| PROVIDED MATERIAL |
-- start --

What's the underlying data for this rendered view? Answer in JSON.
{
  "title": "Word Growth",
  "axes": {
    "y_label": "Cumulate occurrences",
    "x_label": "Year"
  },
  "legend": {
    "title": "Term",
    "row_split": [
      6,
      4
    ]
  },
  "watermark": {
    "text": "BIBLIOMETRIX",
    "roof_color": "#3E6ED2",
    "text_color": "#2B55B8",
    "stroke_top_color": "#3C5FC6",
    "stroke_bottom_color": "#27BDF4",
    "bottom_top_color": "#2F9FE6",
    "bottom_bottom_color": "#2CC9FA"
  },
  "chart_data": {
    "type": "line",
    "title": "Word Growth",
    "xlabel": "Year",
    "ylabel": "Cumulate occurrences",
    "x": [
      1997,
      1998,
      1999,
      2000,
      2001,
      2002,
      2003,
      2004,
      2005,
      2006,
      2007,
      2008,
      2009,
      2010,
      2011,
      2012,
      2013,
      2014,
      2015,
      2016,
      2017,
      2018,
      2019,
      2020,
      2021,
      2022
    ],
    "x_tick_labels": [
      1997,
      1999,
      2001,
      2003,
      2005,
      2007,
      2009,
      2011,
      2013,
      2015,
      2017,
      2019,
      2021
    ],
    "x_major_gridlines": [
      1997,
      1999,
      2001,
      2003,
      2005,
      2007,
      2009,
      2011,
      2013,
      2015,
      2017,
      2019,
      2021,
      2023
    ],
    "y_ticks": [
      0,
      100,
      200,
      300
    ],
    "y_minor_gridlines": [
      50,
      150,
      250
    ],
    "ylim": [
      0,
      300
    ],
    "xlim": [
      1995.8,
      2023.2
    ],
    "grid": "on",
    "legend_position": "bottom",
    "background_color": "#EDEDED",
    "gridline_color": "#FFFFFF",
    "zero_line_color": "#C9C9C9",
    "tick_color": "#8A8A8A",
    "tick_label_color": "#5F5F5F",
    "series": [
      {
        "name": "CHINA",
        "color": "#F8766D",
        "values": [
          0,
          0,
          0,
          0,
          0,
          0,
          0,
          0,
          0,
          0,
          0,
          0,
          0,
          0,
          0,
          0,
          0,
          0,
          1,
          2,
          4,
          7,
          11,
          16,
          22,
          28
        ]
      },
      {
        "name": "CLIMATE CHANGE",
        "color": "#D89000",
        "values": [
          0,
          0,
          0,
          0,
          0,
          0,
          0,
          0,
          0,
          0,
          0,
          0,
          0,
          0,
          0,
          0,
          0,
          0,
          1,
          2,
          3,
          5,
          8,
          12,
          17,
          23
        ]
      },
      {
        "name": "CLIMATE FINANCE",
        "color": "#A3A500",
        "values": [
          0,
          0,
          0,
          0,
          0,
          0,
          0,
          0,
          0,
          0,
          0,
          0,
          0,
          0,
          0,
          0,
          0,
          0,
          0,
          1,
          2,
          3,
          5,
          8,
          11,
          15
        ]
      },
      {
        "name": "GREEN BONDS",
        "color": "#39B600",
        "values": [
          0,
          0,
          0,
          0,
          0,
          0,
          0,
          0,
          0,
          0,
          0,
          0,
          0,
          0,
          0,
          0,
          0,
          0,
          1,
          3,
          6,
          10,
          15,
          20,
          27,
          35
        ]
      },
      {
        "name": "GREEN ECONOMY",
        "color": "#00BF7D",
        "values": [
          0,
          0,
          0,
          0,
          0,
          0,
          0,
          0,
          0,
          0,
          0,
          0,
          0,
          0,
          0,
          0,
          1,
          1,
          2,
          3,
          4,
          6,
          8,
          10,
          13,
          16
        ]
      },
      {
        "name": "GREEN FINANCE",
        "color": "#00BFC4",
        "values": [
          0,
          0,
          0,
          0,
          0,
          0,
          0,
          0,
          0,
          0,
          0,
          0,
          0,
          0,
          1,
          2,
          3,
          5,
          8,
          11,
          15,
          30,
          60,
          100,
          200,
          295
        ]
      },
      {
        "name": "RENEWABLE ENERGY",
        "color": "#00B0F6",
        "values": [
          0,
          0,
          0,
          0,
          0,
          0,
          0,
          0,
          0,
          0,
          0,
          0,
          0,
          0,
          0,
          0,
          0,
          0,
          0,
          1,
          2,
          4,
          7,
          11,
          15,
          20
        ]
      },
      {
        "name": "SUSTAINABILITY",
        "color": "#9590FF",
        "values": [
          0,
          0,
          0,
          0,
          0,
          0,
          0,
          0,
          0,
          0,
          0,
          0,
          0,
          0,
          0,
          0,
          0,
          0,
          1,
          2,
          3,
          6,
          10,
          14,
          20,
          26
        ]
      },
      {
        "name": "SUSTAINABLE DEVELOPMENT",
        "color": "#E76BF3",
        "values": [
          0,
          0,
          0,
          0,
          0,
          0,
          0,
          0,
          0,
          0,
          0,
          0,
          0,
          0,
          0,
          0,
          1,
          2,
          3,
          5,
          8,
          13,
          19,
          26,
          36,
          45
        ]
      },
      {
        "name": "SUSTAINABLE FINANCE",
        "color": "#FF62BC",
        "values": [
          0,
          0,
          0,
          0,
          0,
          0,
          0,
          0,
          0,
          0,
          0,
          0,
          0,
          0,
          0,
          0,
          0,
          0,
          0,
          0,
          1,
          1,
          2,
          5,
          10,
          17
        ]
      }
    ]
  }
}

-- end --

| WHAT IS EXPECTED |
Repeat the records above exactly, from the first line to the last.

| EXERCISE OUTPUT |
What's the underlying data for this rendered view? Answer in JSON.
{
  "title": "Word Growth",
  "axes": {
    "y_label": "Cumulate occurrences",
    "x_label": "Year"
  },
  "legend": {
    "title": "Term",
    "row_split": [
      6,
      4
    ]
  },
  "watermark": {
    "text": "BIBLIOMETRIX",
    "roof_color": "#3E6ED2",
    "text_color": "#2B55B8",
    "stroke_top_color": "#3C5FC6",
    "stroke_bottom_color": "#27BDF4",
    "bottom_top_color": "#2F9FE6",
    "bottom_bottom_color": "#2CC9FA"
  },
  "chart_data": {
    "type": "line",
    "title": "Word Growth",
    "xlabel": "Year",
    "ylabel": "Cumulate occurrences",
    "x": [
      1997,
      1998,
      1999,
      2000,
      2001,
      2002,
      2003,
      2004,
      2005,
      2006,
      2007,
      2008,
      2009,
      2010,
      2011,
      2012,
      2013,
      2014,
      2015,
      2016,
      2017,
      2018,
      2019,
      2020,
      2021,
      2022
    ],
    "x_tick_labels": [
      1997,
      1999,
      2001,
      2003,
      2005,
      2007,
      2009,
      2011,
      2013,
      2015,
      2017,
      2019,
      2021
    ],
    "x_major_gridlines": [
      1997,
      1999,
      2001,
      2003,
      2005,
      2007,
      2009,
      2011,
      2013,
      2015,
      2017,
      2019,
      2021,
      2023
    ],
    "y_ticks": [
      0,
      100,
      200,
      300
    ],
    "y_minor_gridlines": [
      50,
      150,
      250
    ],
    "ylim": [
      0,
      300
    ],
    "xlim": [
      1995.8,
      2023.2
    ],
    "grid": "on",
    "legend_position": "bottom",
    "background_color": "#EDEDED",
    "gridline_color": "#FFFFFF",
    "zero_line_color": "#C9C9C9",
    "tick_color": "#8A8A8A",
    "tick_label_color": "#5F5F5F",
    "series": [
      {
        "name": "CHINA",
        "color": "#F8766D",
        "values": [
          0,
          0,
          0,
          0,
          0,
          0,
          0,
          0,
          0,
          0,
          0,
          0,
          0,
          0,
          0,
          0,
          0,
          0,
          1,
          2,
          4,
          7,
          11,
          16,
          22,
          28
        ]
      },
      {
        "name": "CLIMATE CHANGE",
        "color": "#D89000",
        "values": [
          0,
          0,
          0,
          0,
          0,
          0,
          0,
          0,
          0,
          0,
          0,
          0,
          0,
          0,
          0,
          0,
          0,
          0,
          1,
          2,
          3,
          5,
          8,
          12,
          17,
          23
        ]
      },
      {
        "name": "CLIMATE FINANCE",
        "color": "#A3A500",
        "values": [
          0,
          0,
          0,
          0,
          0,
          0,
          0,
          0,
          0,
          0,
          0,
          0,
          0,
          0,
          0,
          0,
          0,
          0,
          0,
          1,
          2,
          3,
          5,
          8,
          11,
          15
        ]
      },
      {
        "name": "GREEN BONDS",
        "color": "#39B600",
        "values": [
          0,
          0,
          0,
          0,
          0,
          0,
          0,
          0,
          0,
          0,
          0,
          0,
          0,
          0,
          0,
          0,
          0,
          0,
          1,
          3,
          6,
          10,
          15,
          20,
          27,
          35
        ]
      },
      {
        "name": "GREEN ECONOMY",
        "color": "#00BF7D",
        "values": [
          0,
          0,
          0,
          0,
          0,
          0,
          0,
          0,
          0,
          0,
          0,
          0,
          0,
          0,
          0,
          0,
          1,
          1,
          2,
          3,
          4,
          6,
          8,
          10,
          13,
          16
        ]
      },
      {
        "name": "GREEN FINANCE",
        "color": "#00BFC4",
        "values": [
          0,
          0,
          0,
          0,
          0,
          0,
          0,
          0,
          0,
          0,
          0,
          0,
          0,
          0,
          1,
          2,
          3,
          5,
          8,
          11,
          15,
          30,
          60,
          100,
          200,
          295
        ]
      },
      {
        "name": "RENEWABLE ENERGY",
        "color": "#00B0F6",
        "values": [
          0,
          0,
          0,
          0,
          0,
          0,
          0,
          0,
          0,
          0,
          0,
          0,
          0,
          0,
          0,
          0,
          0,
          0,
          0,
          1,
          2,
          4,
          7,
          11,
          15,
          20
        ]
      },
      {
        "name": "SUSTAINABILITY",
        "color": "#9590FF",
        "values": [
          0,
          0,
          0,
          0,
          0,
          0,
          0,
          0,
          0,
          0,
          0,
          0,
          0,
          0,
          0,
          0,
          0,
          0,
          1,
          2,
          3,
          6,
          10,
          14,
          20,
          26
        ]
      },
      {
        "name": "SUSTAINABLE DEVELOPMENT",
        "color": "#E76BF3",
        "values": [
          0,
          0,
          0,
          0,
          0,
          0,
          0,
          0,
          0,
          0,
          0,
          0,
          0,
          0,
          0,
          0,
          1,
          2,
          3,
          5,
          8,
          13,
          19,
          26,
          36,
          45
        ]
      },
      {
        "name": "SUSTAINABLE FINANCE",
        "color": "#FF62BC",
        "values": [
          0,
          0,
          0,
          0,
          0,
          0,
          0,
          0,
          0,
          0,
          0,
          0,
          0,
          0,
          0,
          0,
          0,
          0,
          0,
          0,
          1,
          1,
          2,
          5,
          10,
          17
        ]
      }
    ]
  }
}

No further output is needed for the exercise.